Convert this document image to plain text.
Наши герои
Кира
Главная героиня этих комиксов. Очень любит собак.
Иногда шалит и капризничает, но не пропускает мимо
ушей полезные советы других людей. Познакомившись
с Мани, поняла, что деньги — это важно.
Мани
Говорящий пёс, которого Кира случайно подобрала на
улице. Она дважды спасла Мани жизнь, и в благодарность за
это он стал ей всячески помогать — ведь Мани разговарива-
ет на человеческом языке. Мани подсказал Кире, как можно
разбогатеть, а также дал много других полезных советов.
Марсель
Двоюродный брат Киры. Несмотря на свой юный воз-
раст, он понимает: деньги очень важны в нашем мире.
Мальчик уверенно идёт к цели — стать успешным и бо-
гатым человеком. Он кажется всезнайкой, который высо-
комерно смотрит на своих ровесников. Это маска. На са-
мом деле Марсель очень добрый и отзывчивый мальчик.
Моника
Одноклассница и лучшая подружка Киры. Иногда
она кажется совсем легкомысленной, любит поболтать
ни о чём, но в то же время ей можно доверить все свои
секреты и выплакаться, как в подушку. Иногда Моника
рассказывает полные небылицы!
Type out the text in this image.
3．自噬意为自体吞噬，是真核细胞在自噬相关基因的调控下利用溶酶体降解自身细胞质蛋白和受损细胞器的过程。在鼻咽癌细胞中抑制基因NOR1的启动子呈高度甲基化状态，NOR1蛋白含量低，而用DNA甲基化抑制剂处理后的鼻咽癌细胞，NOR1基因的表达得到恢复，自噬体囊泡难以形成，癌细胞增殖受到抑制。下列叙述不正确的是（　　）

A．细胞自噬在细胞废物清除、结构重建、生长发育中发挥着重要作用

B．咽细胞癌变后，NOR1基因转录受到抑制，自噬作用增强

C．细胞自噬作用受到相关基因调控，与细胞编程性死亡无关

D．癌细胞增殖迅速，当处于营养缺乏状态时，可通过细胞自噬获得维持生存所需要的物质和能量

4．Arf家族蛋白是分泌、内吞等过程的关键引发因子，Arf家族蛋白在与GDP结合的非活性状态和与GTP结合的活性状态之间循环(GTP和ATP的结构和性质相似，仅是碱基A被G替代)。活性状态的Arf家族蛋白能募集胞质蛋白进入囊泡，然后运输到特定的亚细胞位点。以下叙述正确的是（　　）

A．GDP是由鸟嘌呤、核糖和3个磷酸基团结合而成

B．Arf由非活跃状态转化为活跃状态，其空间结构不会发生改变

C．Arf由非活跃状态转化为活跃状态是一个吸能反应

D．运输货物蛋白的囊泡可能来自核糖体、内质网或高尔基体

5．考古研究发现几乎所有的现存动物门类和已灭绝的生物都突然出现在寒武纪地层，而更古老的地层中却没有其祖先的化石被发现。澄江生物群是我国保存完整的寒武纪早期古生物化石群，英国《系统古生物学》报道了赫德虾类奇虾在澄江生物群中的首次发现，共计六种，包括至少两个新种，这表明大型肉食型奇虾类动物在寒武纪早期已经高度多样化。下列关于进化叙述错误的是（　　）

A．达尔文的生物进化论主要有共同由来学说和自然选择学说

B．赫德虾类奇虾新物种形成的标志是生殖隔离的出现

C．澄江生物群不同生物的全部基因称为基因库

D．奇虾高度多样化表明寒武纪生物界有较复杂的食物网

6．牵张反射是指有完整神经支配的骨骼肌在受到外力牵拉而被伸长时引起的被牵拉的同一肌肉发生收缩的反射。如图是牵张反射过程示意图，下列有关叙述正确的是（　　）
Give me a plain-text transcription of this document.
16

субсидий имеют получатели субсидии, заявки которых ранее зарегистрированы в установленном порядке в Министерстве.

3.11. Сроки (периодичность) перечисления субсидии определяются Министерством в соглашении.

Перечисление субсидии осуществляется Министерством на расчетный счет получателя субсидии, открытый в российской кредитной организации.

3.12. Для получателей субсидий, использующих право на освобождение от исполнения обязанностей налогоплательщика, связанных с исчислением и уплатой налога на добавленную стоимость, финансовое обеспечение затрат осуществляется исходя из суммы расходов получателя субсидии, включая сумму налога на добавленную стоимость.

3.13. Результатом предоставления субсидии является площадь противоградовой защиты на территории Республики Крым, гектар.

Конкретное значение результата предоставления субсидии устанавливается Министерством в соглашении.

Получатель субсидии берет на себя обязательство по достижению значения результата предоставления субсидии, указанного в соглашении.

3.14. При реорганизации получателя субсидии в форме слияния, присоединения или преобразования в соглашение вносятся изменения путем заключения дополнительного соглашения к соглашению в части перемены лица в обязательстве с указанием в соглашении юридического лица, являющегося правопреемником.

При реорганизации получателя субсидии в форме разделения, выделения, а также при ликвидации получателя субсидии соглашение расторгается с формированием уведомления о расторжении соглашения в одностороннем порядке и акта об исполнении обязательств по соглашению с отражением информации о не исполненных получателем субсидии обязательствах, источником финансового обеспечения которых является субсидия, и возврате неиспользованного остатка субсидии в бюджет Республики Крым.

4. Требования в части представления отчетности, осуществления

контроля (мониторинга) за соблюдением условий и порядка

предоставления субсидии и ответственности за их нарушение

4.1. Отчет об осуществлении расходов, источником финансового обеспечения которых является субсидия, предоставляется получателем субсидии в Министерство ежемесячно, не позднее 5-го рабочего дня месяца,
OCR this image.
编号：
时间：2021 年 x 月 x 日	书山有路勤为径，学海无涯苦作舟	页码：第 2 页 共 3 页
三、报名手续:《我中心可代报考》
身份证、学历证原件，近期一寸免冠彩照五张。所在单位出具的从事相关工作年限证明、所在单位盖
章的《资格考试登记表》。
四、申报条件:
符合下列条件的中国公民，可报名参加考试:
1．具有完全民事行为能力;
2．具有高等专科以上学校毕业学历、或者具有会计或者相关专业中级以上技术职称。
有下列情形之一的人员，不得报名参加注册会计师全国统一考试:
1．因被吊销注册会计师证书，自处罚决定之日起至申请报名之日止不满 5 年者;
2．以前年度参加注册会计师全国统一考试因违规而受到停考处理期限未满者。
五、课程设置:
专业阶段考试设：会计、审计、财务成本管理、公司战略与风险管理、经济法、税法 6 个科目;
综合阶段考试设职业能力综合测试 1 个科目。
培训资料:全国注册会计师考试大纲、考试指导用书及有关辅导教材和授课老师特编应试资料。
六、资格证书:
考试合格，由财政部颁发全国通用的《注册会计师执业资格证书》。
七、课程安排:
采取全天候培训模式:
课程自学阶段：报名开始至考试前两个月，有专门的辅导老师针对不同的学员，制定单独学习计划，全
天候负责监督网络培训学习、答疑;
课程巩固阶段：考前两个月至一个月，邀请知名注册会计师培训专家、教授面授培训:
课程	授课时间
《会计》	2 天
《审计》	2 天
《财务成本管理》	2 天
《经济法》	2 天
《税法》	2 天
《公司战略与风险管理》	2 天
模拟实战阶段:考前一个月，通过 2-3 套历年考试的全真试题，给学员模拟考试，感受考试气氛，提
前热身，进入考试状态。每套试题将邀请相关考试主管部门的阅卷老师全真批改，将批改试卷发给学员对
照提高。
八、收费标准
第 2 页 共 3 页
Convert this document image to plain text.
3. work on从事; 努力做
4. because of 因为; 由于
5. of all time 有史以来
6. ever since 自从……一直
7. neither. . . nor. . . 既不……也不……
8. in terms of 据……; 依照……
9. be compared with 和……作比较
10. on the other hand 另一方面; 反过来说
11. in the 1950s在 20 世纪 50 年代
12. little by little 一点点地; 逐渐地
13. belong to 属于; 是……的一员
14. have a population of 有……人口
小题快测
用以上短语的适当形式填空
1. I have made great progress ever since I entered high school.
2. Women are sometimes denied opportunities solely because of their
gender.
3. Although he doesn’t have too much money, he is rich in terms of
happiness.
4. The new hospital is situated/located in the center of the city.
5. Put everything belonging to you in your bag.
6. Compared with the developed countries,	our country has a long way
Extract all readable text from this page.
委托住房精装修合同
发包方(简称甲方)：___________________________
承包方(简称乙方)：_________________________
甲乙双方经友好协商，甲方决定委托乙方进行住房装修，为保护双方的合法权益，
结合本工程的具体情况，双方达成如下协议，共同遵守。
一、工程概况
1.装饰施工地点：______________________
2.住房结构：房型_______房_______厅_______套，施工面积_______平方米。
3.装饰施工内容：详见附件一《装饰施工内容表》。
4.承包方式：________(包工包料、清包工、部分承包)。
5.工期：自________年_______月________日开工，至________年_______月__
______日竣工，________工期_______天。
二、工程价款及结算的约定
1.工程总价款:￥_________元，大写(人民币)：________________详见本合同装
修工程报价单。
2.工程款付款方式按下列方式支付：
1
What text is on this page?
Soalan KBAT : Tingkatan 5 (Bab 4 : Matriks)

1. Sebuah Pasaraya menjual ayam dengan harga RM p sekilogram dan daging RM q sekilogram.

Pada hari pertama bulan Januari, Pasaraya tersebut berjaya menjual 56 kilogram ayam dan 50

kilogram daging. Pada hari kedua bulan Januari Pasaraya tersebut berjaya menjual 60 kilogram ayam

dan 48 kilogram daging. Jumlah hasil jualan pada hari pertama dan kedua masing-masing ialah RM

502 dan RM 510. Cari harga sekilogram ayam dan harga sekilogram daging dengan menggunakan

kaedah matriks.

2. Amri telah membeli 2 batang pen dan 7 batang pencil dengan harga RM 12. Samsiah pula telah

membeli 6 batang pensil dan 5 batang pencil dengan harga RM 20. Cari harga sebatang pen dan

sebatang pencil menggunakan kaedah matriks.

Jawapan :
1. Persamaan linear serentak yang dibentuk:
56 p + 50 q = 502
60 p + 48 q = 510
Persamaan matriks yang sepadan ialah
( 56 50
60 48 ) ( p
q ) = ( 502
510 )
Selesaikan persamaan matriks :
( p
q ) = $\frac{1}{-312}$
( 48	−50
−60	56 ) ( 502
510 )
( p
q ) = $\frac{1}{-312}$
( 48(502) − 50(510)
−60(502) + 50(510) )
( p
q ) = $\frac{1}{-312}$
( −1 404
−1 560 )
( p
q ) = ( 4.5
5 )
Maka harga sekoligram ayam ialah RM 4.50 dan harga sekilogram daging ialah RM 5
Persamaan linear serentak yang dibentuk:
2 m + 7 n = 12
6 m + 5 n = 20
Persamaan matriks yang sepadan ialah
--------------------
### What is being asked
Begin with the line that contains "What text is on this page?" and set down each line exactly until the records above end, including the final line.

### Answer to the task
What text is on this page?
Soalan KBAT : Tingkatan 5 (Bab 4 : Matriks)

1. Sebuah Pasaraya menjual ayam dengan harga RM p sekilogram dan daging RM q sekilogram.

Pada hari pertama bulan Januari, Pasaraya tersebut berjaya menjual 56 kilogram ayam dan 50

kilogram daging. Pada hari kedua bulan Januari Pasaraya tersebut berjaya menjual 60 kilogram ayam

dan 48 kilogram daging. Jumlah hasil jualan pada hari pertama dan kedua masing-masing ialah RM

502 dan RM 510. Cari harga sekilogram ayam dan harga sekilogram daging dengan menggunakan

kaedah matriks.

2. Amri telah membeli 2 batang pen dan 7 batang pencil dengan harga RM 12. Samsiah pula telah

membeli 6 batang pensil dan 5 batang pencil dengan harga RM 20. Cari harga sebatang pen dan

sebatang pencil menggunakan kaedah matriks.

Jawapan :
1. Persamaan linear serentak yang dibentuk:
56 p + 50 q = 502
60 p + 48 q = 510
Persamaan matriks yang sepadan ialah
( 56 50
60 48 ) ( p
q ) = ( 502
510 )
Selesaikan persamaan matriks :
( p
q ) = $\frac{1}{-312}$
( 48	−50
−60	56 ) ( 502
510 )
( p
q ) = $\frac{1}{-312}$
( 48(502) − 50(510)
−60(502) + 50(510) )
( p
q ) = $\frac{1}{-312}$
( −1 404
−1 560 )
( p
q ) = ( 4.5
5 )
Maka harga sekoligram ayam ialah RM 4.50 dan harga sekilogram daging ialah RM 5
Persamaan linear serentak yang dibentuk:
2 m + 7 n = 12
6 m + 5 n = 20
Persamaan matriks yang sepadan ialah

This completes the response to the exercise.